** begin **
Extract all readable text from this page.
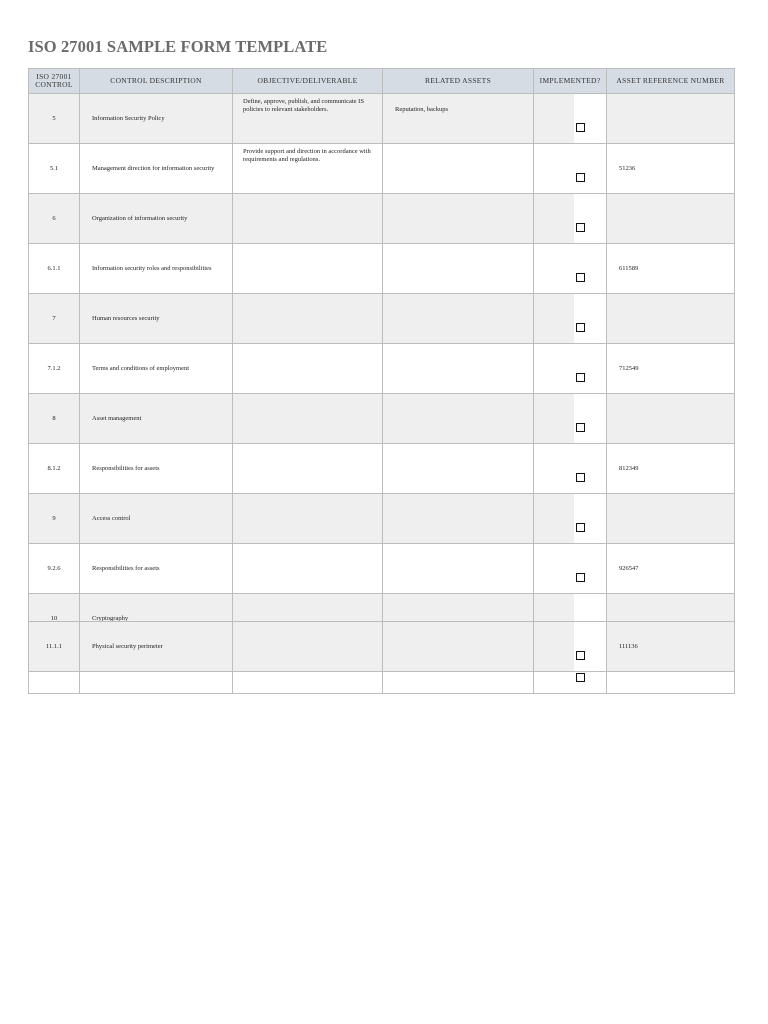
ISO 27001 SAMPLE FORM TEMPLATE
ISO 27001 CONTROL	CONTROL DESCRIPTION	OBJECTIVE/DELIVERABLE	RELATED ASSETS	IMPLEMENTED?	ASSET REFERENCE NUMBER
5	Information Security Policy	Define, approve, publish, and communicate IS policies to relevant stakeholders.	Reputation, backups	

5.1	Management direction for information security	Provide support and direction in accordance with requirements and regulations.			51236
6	Organization of information security			

6.1.1	Information security roles and responsibilities				611589
7	Human resources security			

7.1.2	Terms and conditions of employment				712549
8	Asset management			

8.1.2	Responsibilities for assets				812349
9	Access control			

9.2.6	Responsibilities for assets				926547
10	Cryptography			

11.1.1	Physical security perimeter				111136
** end **
Restate the data above word for word. Do not include the images.

• **Worked answer**
Extract all readable text from this page.
ISO 27001 SAMPLE FORM TEMPLATE
ISO 27001 CONTROL	CONTROL DESCRIPTION	OBJECTIVE/DELIVERABLE	RELATED ASSETS	IMPLEMENTED?	ASSET REFERENCE NUMBER
5	Information Security Policy	Define, approve, publish, and communicate IS policies to relevant stakeholders.	Reputation, backups	

5.1	Management direction for information security	Provide support and direction in accordance with requirements and regulations.			51236
6	Organization of information security			

6.1.1	Information security roles and responsibilities				611589
7	Human resources security			

7.1.2	Terms and conditions of employment				712549
8	Asset management			

8.1.2	Responsibilities for assets				812349
9	Access control			

9.2.6	Responsibilities for assets				926547
10	Cryptography			

11.1.1	Physical security perimeter				111136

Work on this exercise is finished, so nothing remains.